AIM OF THE TASK:
Quote every line below exactly as it reads.

◆ ◆ ◆ ◆ ◆ ◆ ◆

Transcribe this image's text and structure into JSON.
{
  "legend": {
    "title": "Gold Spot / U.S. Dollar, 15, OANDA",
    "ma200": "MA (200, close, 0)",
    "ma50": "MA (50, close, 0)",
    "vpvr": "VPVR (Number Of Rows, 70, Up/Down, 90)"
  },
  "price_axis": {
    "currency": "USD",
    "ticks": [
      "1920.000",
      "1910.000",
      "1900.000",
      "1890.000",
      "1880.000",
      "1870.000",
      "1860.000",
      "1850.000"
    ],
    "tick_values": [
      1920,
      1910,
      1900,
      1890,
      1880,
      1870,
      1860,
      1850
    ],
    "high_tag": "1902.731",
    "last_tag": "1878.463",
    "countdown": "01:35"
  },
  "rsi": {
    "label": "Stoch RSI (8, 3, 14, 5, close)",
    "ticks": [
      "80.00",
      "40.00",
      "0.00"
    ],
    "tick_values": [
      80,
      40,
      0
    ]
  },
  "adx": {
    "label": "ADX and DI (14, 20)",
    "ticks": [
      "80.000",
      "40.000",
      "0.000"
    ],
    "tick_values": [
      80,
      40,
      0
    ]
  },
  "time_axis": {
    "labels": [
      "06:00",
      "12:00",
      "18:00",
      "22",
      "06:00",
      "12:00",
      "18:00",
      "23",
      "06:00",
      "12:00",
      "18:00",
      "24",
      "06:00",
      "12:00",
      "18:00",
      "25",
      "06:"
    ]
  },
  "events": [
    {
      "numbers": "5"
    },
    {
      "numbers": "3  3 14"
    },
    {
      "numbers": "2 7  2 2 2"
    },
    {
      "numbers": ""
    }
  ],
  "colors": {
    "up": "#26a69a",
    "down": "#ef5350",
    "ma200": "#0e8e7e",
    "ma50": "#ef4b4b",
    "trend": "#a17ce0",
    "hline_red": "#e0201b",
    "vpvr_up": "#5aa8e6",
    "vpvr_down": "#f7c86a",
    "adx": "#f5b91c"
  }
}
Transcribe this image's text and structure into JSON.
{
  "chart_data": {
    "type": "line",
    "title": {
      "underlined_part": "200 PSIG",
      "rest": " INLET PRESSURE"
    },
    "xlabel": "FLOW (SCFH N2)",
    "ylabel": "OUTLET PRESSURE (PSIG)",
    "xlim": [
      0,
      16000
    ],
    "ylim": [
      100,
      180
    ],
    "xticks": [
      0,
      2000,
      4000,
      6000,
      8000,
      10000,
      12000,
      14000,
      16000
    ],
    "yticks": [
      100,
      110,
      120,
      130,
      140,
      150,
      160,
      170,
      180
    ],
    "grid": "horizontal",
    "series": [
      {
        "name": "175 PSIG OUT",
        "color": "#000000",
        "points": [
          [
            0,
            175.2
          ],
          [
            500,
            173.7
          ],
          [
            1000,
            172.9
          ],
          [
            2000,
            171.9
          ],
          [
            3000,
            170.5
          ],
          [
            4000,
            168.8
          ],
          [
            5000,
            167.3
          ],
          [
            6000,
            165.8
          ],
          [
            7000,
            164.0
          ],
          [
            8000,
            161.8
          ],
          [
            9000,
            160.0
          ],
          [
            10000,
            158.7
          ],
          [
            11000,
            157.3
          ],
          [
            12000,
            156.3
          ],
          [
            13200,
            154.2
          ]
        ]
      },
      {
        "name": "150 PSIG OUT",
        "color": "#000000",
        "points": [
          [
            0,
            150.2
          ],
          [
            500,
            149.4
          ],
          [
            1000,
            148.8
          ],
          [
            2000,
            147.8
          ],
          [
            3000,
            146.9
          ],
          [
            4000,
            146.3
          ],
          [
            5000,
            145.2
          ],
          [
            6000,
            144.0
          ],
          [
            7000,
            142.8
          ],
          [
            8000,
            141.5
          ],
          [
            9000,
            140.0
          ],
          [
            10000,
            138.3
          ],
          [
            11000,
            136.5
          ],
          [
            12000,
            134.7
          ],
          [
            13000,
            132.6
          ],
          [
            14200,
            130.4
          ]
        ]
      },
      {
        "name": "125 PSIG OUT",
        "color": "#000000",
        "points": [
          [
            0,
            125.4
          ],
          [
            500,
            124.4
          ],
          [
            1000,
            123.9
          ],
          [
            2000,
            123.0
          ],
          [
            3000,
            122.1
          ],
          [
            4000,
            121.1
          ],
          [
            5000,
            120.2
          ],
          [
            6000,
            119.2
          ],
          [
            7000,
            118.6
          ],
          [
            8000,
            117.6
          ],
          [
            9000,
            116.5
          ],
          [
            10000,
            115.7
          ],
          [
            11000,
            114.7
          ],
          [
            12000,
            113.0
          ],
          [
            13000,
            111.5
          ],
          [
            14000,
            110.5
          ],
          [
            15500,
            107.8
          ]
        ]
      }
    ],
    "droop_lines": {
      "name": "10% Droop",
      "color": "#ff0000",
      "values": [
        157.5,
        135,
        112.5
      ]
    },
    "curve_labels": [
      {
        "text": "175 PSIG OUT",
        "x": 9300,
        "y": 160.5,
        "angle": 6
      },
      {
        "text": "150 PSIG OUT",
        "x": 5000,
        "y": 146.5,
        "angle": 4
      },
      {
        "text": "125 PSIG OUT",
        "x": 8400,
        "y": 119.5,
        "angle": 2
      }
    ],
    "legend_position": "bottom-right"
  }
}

◆ ◆ ◆ ◆ ◆ ◆ ◆

WRITTEN SOLUTION:
Transcribe this image's text and structure into JSON.
{
  "legend": {
    "title": "Gold Spot / U.S. Dollar, 15, OANDA",
    "ma200": "MA (200, close, 0)",
    "ma50": "MA (50, close, 0)",
    "vpvr": "VPVR (Number Of Rows, 70, Up/Down, 90)"
  },
  "price_axis": {
    "currency": "USD",
    "ticks": [
      "1920.000",
      "1910.000",
      "1900.000",
      "1890.000",
      "1880.000",
      "1870.000",
      "1860.000",
      "1850.000"
    ],
    "tick_values": [
      1920,
      1910,
      1900,
      1890,
      1880,
      1870,
      1860,
      1850
    ],
    "high_tag": "1902.731",
    "last_tag": "1878.463",
    "countdown": "01:35"
  },
  "rsi": {
    "label": "Stoch RSI (8, 3, 14, 5, close)",
    "ticks": [
      "80.00",
      "40.00",
      "0.00"
    ],
    "tick_values": [
      80,
      40,
      0
    ]
  },
  "adx": {
    "label": "ADX and DI (14, 20)",
    "ticks": [
      "80.000",
      "40.000",
      "0.000"
    ],
    "tick_values": [
      80,
      40,
      0
    ]
  },
  "time_axis": {
    "labels": [
      "06:00",
      "12:00",
      "18:00",
      "22",
      "06:00",
      "12:00",
      "18:00",
      "23",
      "06:00",
      "12:00",
      "18:00",
      "24",
      "06:00",
      "12:00",
      "18:00",
      "25",
      "06:"
    ]
  },
  "events": [
    {
      "numbers": "5"
    },
    {
      "numbers": "3  3 14"
    },
    {
      "numbers": "2 7  2 2 2"
    },
    {
      "numbers": ""
    }
  ],
  "colors": {
    "up": "#26a69a",
    "down": "#ef5350",
    "ma200": "#0e8e7e",
    "ma50": "#ef4b4b",
    "trend": "#a17ce0",
    "hline_red": "#e0201b",
    "vpvr_up": "#5aa8e6",
    "vpvr_down": "#f7c86a",
    "adx": "#f5b91c"
  }
}
Transcribe this image's text and structure into JSON.
{
  "chart_data": {
    "type": "line",
    "title": {
      "underlined_part": "200 PSIG",
      "rest": " INLET PRESSURE"
    },
    "xlabel": "FLOW (SCFH N2)",
    "ylabel": "OUTLET PRESSURE (PSIG)",
    "xlim": [
      0,
      16000
    ],
    "ylim": [
      100,
      180
    ],
    "xticks": [
      0,
      2000,
      4000,
      6000,
      8000,
      10000,
      12000,
      14000,
      16000
    ],
    "yticks": [
      100,
      110,
      120,
      130,
      140,
      150,
      160,
      170,
      180
    ],
    "grid": "horizontal",
    "series": [
      {
        "name": "175 PSIG OUT",
        "color": "#000000",
        "points": [
          [
            0,
            175.2
          ],
          [
            500,
            173.7
          ],
          [
            1000,
            172.9
          ],
          [
            2000,
            171.9
          ],
          [
            3000,
            170.5
          ],
          [
            4000,
            168.8
          ],
          [
            5000,
            167.3
          ],
          [
            6000,
            165.8
          ],
          [
            7000,
            164.0
          ],
          [
            8000,
            161.8
          ],
          [
            9000,
            160.0
          ],
          [
            10000,
            158.7
          ],
          [
            11000,
            157.3
          ],
          [
            12000,
            156.3
          ],
          [
            13200,
            154.2
          ]
        ]
      },
      {
        "name": "150 PSIG OUT",
        "color": "#000000",
        "points": [
          [
            0,
            150.2
          ],
          [
            500,
            149.4
          ],
          [
            1000,
            148.8
          ],
          [
            2000,
            147.8
          ],
          [
            3000,
            146.9
          ],
          [
            4000,
            146.3
          ],
          [
            5000,
            145.2
          ],
          [
            6000,
            144.0
          ],
          [
            7000,
            142.8
          ],
          [
            8000,
            141.5
          ],
          [
            9000,
            140.0
          ],
          [
            10000,
            138.3
          ],
          [
            11000,
            136.5
          ],
          [
            12000,
            134.7
          ],
          [
            13000,
            132.6
          ],
          [
            14200,
            130.4
          ]
        ]
      },
      {
        "name": "125 PSIG OUT",
        "color": "#000000",
        "points": [
          [
            0,
            125.4
          ],
          [
            500,
            124.4
          ],
          [
            1000,
            123.9
          ],
          [
            2000,
            123.0
          ],
          [
            3000,
            122.1
          ],
          [
            4000,
            121.1
          ],
          [
            5000,
            120.2
          ],
          [
            6000,
            119.2
          ],
          [
            7000,
            118.6
          ],
          [
            8000,
            117.6
          ],
          [
            9000,
            116.5
          ],
          [
            10000,
            115.7
          ],
          [
            11000,
            114.7
          ],
          [
            12000,
            113.0
          ],
          [
            13000,
            111.5
          ],
          [
            14000,
            110.5
          ],
          [
            15500,
            107.8
          ]
        ]
      }
    ],
    "droop_lines": {
      "name": "10% Droop",
      "color": "#ff0000",
      "values": [
        157.5,
        135,
        112.5
      ]
    },
    "curve_labels": [
      {
        "text": "175 PSIG OUT",
        "x": 9300,
        "y": 160.5,
        "angle": 6
      },
      {
        "text": "150 PSIG OUT",
        "x": 5000,
        "y": 146.5,
        "angle": 4
      },
      {
        "text": "125 PSIG OUT",
        "x": 8400,
        "y": 119.5,
        "angle": 2
      }
    ],
    "legend_position": "bottom-right"
  }
}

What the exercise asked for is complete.